DIRECTIONS: All material below is to be reproduced exactly.

ENTRIES:
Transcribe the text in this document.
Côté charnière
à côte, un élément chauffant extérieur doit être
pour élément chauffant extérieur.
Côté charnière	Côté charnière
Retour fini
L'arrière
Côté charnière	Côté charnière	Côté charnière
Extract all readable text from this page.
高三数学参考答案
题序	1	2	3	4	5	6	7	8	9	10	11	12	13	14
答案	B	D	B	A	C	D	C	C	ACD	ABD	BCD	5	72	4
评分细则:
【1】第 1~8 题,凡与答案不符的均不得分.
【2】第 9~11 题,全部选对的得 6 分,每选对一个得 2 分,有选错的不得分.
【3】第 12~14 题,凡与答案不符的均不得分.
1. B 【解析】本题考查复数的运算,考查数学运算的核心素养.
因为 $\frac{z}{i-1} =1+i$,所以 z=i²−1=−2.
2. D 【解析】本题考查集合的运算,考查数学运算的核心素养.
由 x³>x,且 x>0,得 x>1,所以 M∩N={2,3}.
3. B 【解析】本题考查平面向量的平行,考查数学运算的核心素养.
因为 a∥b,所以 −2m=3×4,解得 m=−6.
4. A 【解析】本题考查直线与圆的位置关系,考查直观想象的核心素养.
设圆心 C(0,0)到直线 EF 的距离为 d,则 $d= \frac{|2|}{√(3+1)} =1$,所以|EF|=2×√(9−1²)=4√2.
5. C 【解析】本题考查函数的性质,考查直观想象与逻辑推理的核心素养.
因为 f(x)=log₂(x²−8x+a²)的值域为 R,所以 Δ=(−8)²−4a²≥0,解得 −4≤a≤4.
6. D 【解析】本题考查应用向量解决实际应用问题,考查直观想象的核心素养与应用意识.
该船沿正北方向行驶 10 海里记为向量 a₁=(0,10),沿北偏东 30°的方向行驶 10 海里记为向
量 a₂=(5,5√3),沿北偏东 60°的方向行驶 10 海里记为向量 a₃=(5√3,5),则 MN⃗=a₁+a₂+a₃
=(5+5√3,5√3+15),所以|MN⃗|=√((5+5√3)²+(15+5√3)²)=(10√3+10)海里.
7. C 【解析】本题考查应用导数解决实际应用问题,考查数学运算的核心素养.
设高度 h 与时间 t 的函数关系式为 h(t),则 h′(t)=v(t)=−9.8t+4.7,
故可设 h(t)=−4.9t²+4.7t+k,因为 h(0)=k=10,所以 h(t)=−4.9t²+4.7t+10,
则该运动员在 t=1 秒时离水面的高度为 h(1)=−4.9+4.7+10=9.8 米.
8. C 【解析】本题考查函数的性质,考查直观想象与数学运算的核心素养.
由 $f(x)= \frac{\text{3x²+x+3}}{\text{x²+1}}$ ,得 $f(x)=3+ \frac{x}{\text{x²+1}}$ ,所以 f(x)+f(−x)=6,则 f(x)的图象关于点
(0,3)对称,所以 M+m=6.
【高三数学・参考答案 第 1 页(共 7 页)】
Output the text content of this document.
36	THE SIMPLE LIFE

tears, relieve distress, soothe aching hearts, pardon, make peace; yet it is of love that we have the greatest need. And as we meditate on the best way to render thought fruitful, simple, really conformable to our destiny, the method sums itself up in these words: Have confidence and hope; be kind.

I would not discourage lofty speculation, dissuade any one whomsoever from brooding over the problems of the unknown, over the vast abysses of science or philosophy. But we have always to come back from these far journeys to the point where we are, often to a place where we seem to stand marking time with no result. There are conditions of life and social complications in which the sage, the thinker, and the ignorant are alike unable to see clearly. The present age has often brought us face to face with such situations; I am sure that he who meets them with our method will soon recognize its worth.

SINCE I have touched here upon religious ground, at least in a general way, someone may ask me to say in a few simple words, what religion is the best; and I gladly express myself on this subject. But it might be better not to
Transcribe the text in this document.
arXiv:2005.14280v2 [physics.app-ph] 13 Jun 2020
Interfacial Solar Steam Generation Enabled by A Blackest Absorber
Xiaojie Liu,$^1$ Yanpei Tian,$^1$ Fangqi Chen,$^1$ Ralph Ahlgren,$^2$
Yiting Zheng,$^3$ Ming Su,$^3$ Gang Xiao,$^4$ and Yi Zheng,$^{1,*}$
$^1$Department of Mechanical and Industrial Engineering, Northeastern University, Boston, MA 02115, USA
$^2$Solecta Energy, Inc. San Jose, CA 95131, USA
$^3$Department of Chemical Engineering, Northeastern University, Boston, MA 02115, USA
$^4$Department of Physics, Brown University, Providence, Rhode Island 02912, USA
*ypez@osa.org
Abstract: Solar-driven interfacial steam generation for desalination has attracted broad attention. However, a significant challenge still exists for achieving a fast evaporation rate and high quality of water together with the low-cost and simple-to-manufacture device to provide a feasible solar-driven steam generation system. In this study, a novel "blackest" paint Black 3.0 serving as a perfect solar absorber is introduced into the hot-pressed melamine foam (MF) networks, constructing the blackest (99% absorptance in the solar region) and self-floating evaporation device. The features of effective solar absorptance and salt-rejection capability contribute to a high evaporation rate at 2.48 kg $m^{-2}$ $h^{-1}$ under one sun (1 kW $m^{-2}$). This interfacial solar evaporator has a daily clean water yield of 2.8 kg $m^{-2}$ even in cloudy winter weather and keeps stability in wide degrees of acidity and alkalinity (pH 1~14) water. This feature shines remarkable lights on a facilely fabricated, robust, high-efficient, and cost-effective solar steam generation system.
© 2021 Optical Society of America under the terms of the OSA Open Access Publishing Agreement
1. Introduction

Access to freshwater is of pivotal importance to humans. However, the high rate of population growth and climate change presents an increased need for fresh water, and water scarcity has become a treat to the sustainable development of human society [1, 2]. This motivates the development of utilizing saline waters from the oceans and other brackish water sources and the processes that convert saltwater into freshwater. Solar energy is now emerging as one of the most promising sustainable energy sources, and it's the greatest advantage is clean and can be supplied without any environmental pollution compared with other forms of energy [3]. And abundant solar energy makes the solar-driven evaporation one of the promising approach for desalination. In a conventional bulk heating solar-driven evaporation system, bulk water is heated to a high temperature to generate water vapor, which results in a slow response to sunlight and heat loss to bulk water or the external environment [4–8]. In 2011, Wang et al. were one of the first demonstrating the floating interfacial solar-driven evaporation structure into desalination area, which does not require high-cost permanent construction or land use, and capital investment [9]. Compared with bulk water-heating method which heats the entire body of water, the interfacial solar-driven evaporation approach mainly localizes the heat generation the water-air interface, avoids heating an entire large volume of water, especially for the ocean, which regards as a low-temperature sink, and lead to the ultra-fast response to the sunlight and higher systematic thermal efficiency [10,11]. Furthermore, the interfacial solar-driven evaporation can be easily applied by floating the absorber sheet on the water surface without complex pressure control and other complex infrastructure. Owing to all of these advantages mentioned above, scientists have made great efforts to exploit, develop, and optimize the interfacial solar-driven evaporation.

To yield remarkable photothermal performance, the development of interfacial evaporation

WRITTEN ANSWER:
Transcribe the text in this document.
Côté charnière
à côte, un élément chauffant extérieur doit être
pour élément chauffant extérieur.
Côté charnière	Côté charnière
Retour fini
L'arrière
Côté charnière	Côté charnière	Côté charnière
Extract all readable text from this page.
高三数学参考答案
题序	1	2	3	4	5	6	7	8	9	10	11	12	13	14
答案	B	D	B	A	C	D	C	C	ACD	ABD	BCD	5	72	4
评分细则:
【1】第 1~8 题,凡与答案不符的均不得分.
【2】第 9~11 题,全部选对的得 6 分,每选对一个得 2 分,有选错的不得分.
【3】第 12~14 题,凡与答案不符的均不得分.
1. B 【解析】本题考查复数的运算,考查数学运算的核心素养.
因为 $\frac{z}{i-1} =1+i$,所以 z=i²−1=−2.
2. D 【解析】本题考查集合的运算,考查数学运算的核心素养.
由 x³>x,且 x>0,得 x>1,所以 M∩N={2,3}.
3. B 【解析】本题考查平面向量的平行,考查数学运算的核心素养.
因为 a∥b,所以 −2m=3×4,解得 m=−6.
4. A 【解析】本题考查直线与圆的位置关系,考查直观想象的核心素养.
设圆心 C(0,0)到直线 EF 的距离为 d,则 $d= \frac{|2|}{√(3+1)} =1$,所以|EF|=2×√(9−1²)=4√2.
5. C 【解析】本题考查函数的性质,考查直观想象与逻辑推理的核心素养.
因为 f(x)=log₂(x²−8x+a²)的值域为 R,所以 Δ=(−8)²−4a²≥0,解得 −4≤a≤4.
6. D 【解析】本题考查应用向量解决实际应用问题,考查直观想象的核心素养与应用意识.
该船沿正北方向行驶 10 海里记为向量 a₁=(0,10),沿北偏东 30°的方向行驶 10 海里记为向
量 a₂=(5,5√3),沿北偏东 60°的方向行驶 10 海里记为向量 a₃=(5√3,5),则 MN⃗=a₁+a₂+a₃
=(5+5√3,5√3+15),所以|MN⃗|=√((5+5√3)²+(15+5√3)²)=(10√3+10)海里.
7. C 【解析】本题考查应用导数解决实际应用问题,考查数学运算的核心素养.
设高度 h 与时间 t 的函数关系式为 h(t),则 h′(t)=v(t)=−9.8t+4.7,
故可设 h(t)=−4.9t²+4.7t+k,因为 h(0)=k=10,所以 h(t)=−4.9t²+4.7t+10,
则该运动员在 t=1 秒时离水面的高度为 h(1)=−4.9+4.7+10=9.8 米.
8. C 【解析】本题考查函数的性质,考查直观想象与数学运算的核心素养.
由 $f(x)= \frac{\text{3x²+x+3}}{\text{x²+1}}$ ,得 $f(x)=3+ \frac{x}{\text{x²+1}}$ ,所以 f(x)+f(−x)=6,则 f(x)的图象关于点
(0,3)对称,所以 M+m=6.
【高三数学・参考答案 第 1 页(共 7 页)】
Output the text content of this document.
36	THE SIMPLE LIFE

tears, relieve distress, soothe aching hearts, pardon, make peace; yet it is of love that we have the greatest need. And as we meditate on the best way to render thought fruitful, simple, really conformable to our destiny, the method sums itself up in these words: Have confidence and hope; be kind.

I would not discourage lofty speculation, dissuade any one whomsoever from brooding over the problems of the unknown, over the vast abysses of science or philosophy. But we have always to come back from these far journeys to the point where we are, often to a place where we seem to stand marking time with no result. There are conditions of life and social complications in which the sage, the thinker, and the ignorant are alike unable to see clearly. The present age has often brought us face to face with such situations; I am sure that he who meets them with our method will soon recognize its worth.

SINCE I have touched here upon religious ground, at least in a general way, someone may ask me to say in a few simple words, what religion is the best; and I gladly express myself on this subject. But it might be better not to
Transcribe the text in this document.
arXiv:2005.14280v2 [physics.app-ph] 13 Jun 2020
Interfacial Solar Steam Generation Enabled by A Blackest Absorber
Xiaojie Liu,$^1$ Yanpei Tian,$^1$ Fangqi Chen,$^1$ Ralph Ahlgren,$^2$
Yiting Zheng,$^3$ Ming Su,$^3$ Gang Xiao,$^4$ and Yi Zheng,$^{1,*}$
$^1$Department of Mechanical and Industrial Engineering, Northeastern University, Boston, MA 02115, USA
$^2$Solecta Energy, Inc. San Jose, CA 95131, USA
$^3$Department of Chemical Engineering, Northeastern University, Boston, MA 02115, USA
$^4$Department of Physics, Brown University, Providence, Rhode Island 02912, USA
*ypez@osa.org
Abstract: Solar-driven interfacial steam generation for desalination has attracted broad attention. However, a significant challenge still exists for achieving a fast evaporation rate and high quality of water together with the low-cost and simple-to-manufacture device to provide a feasible solar-driven steam generation system. In this study, a novel "blackest" paint Black 3.0 serving as a perfect solar absorber is introduced into the hot-pressed melamine foam (MF) networks, constructing the blackest (99% absorptance in the solar region) and self-floating evaporation device. The features of effective solar absorptance and salt-rejection capability contribute to a high evaporation rate at 2.48 kg $m^{-2}$ $h^{-1}$ under one sun (1 kW $m^{-2}$). This interfacial solar evaporator has a daily clean water yield of 2.8 kg $m^{-2}$ even in cloudy winter weather and keeps stability in wide degrees of acidity and alkalinity (pH 1~14) water. This feature shines remarkable lights on a facilely fabricated, robust, high-efficient, and cost-effective solar steam generation system.
© 2021 Optical Society of America under the terms of the OSA Open Access Publishing Agreement
1. Introduction

Access to freshwater is of pivotal importance to humans. However, the high rate of population growth and climate change presents an increased need for fresh water, and water scarcity has become a treat to the sustainable development of human society [1, 2]. This motivates the development of utilizing saline waters from the oceans and other brackish water sources and the processes that convert saltwater into freshwater. Solar energy is now emerging as one of the most promising sustainable energy sources, and it's the greatest advantage is clean and can be supplied without any environmental pollution compared with other forms of energy [3]. And abundant solar energy makes the solar-driven evaporation one of the promising approach for desalination. In a conventional bulk heating solar-driven evaporation system, bulk water is heated to a high temperature to generate water vapor, which results in a slow response to sunlight and heat loss to bulk water or the external environment [4–8]. In 2011, Wang et al. were one of the first demonstrating the floating interfacial solar-driven evaporation structure into desalination area, which does not require high-cost permanent construction or land use, and capital investment [9]. Compared with bulk water-heating method which heats the entire body of water, the interfacial solar-driven evaporation approach mainly localizes the heat generation the water-air interface, avoids heating an entire large volume of water, especially for the ocean, which regards as a low-temperature sink, and lead to the ultra-fast response to the sunlight and higher systematic thermal efficiency [10,11]. Furthermore, the interfacial solar-driven evaporation can be easily applied by floating the absorber sheet on the water surface without complex pressure control and other complex infrastructure. Owing to all of these advantages mentioned above, scientists have made great efforts to exploit, develop, and optimize the interfacial solar-driven evaporation.

To yield remarkable photothermal performance, the development of interfacial evaporation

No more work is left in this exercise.